--- Selected text ---

Throttling Concurrent Outgoing HTTP Requests in .NET Core

Throttling Concurrent Outgoing HTTP Requests in .NET Core

In my last post, we implemented the rate limiting for an API endpoint on the server side. The server side rate limiting is useful for API providers to ensure system performance and/or to realize business values. On the client side, the API consumers then should throttle the rate of concurrent HTTP requests in order to comply with the rate limits of the endpoints and moderate the usage of client side resources.

This post will go over how to make concurrent outgoing HTTP requests on the client side. The goal is to let the HTTP Client send concurrent requests at the maximum allowed rate which is set by the server, for example, at a maximum rate of 2 requests per second.

We will use a semaphore in C# to limit the maximum concurrent tasks. The demo project is a .NET Core Console application, which takes advantage of the native dependency injection (DI) system and the new HttpClient released since .NET Core 2.1. The full project is located in this GitHub repository.

Setting Up a .NET Core Console App with a Typed HttpClient

For demo purposes, we are going to create a small .NET Core Console app. Two necessary NuGet packages are Microsoft.Extensions.DependencyInjection and Microsoft.Extensions.Http. The first one allows us to take advantage of the DI system, and the second one provides the HttpClient.

We modify the Main() method as below. Notice that this Main() method returns a Task in async mode, which requires us to configure the project to build with a C# version of 7.1 or up.

private static async Task Main()
    var services = new ServiceCollection().AddHttpClient();
    services.AddHttpClient<IThrottledHttpClient, ThrottledHttpClient>();
    var serviceProvider = services.BuildServiceProvider();

    var client = serviceProvider.GetService<IThrottledHttpClient>();
    var numbers = new List<long> { 1, 2, 3, 4, 5, 6, 7, 8, 9, 10, 0, 11, 13, 17, 19, 23, 29, 31, 41, 43, 1763 };
    var results = await client.GetPrimeNumberResults(numbers);
    foreach (var result in results)
        Console.WriteLine($"{result.Number} is a prime number? \t {result.IsPrime}.");
gist link

Lines 3 to 5 register all dependencies and build a service provider. Then we can use the service provider to resolve dependencies for the services we want to use. Line 7 produces an instance of a Typed HttpClientIThrottledHttpClient, which will be implemented in the next section. Line 9 then instructs the ThrottledHttpClient instance to issue requests against an API endpoint with a list of numbers as query parameters. In the end, lines 10 to 13 print out the results.

We now have a bare-bones program to let an HttpClient make requests. Next, let’s study how to throttle concurrent outbound HTTP requests.

Why? We want to throttle concurrent HTTP requests not only because of the rate limit policies enforced by API providers, but also because of resource allocation optimization. If we don’t control the number of requests in a time period, our workstations or application servers might end up with an unnecessarily large number of open outgoing TCP connections in a short amount of time. A high volume network traffic may obstruct the network bandwidth and deteriorate the computing power.

Therefore, we will need some mechanisms to dispatch asynchronous tasks in order to limit the number of concurrent HTTP requests within any given time period. There are several ways to throttle concurrent tasks. Let’s examine the semaphore approach first.

--- Input data ---

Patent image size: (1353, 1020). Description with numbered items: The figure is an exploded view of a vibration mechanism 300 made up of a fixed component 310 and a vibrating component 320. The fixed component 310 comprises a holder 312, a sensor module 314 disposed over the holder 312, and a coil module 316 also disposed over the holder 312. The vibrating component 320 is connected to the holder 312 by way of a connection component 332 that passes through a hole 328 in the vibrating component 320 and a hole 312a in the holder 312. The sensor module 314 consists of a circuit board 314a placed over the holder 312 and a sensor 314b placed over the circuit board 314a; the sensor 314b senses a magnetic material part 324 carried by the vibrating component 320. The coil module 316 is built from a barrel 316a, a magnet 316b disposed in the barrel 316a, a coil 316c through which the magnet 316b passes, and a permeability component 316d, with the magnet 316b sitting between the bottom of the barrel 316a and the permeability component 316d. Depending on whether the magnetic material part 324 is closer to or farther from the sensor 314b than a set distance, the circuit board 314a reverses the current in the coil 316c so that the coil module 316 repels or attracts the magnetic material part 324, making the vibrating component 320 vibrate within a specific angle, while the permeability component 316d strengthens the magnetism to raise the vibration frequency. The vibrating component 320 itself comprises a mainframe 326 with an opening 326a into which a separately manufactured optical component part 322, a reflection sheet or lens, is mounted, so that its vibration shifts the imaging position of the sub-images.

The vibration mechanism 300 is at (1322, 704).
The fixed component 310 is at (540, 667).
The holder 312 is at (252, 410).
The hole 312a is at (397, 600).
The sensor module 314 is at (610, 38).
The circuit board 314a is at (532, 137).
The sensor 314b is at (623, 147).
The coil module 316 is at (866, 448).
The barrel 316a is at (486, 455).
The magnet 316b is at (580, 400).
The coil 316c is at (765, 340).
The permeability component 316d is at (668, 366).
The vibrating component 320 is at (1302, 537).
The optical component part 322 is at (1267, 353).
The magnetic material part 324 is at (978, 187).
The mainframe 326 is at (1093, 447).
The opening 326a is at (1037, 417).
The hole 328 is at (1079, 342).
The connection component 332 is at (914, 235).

---

* **Problems to solve**
a - According to the post on throttling outgoing HTTP requests, which two NuGet packages does the demo console app require?
b - Print the data records word for word, starting at their first line and ending with the line that contains "The holder 312 is at (252, 410).".

* **Solutions to the exercise**
a - Microsoft.Extensions.DependencyInjection and Microsoft.Extensions.Http.

b -
Patent image size: (1353, 1020). Description with numbered items: The figure is an exploded view of a vibration mechanism 300 made up of a fixed component 310 and a vibrating component 320. The fixed component 310 comprises a holder 312, a sensor module 314 disposed over the holder 312, and a coil module 316 also disposed over the holder 312. The vibrating component 320 is connected to the holder 312 by way of a connection component 332 that passes through a hole 328 in the vibrating component 320 and a hole 312a in the holder 312. The sensor module 314 consists of a circuit board 314a placed over the holder 312 and a sensor 314b placed over the circuit board 314a; the sensor 314b senses a magnetic material part 324 carried by the vibrating component 320. The coil module 316 is built from a barrel 316a, a magnet 316b disposed in the barrel 316a, a coil 316c through which the magnet 316b passes, and a permeability component 316d, with the magnet 316b sitting between the bottom of the barrel 316a and the permeability component 316d. Depending on whether the magnetic material part 324 is closer to or farther from the sensor 314b than a set distance, the circuit board 314a reverses the current in the coil 316c so that the coil module 316 repels or attracts the magnetic material part 324, making the vibrating component 320 vibrate within a specific angle, while the permeability component 316d strengthens the magnetism to raise the vibration frequency. The vibrating component 320 itself comprises a mainframe 326 with an opening 326a into which a separately manufactured optical component part 322, a reflection sheet or lens, is mounted, so that its vibration shifts the imaging position of the sub-images.

The vibration mechanism 300 is at (1322, 704).
The fixed component 310 is at (540, 667).
The holder 312 is at (252, 410).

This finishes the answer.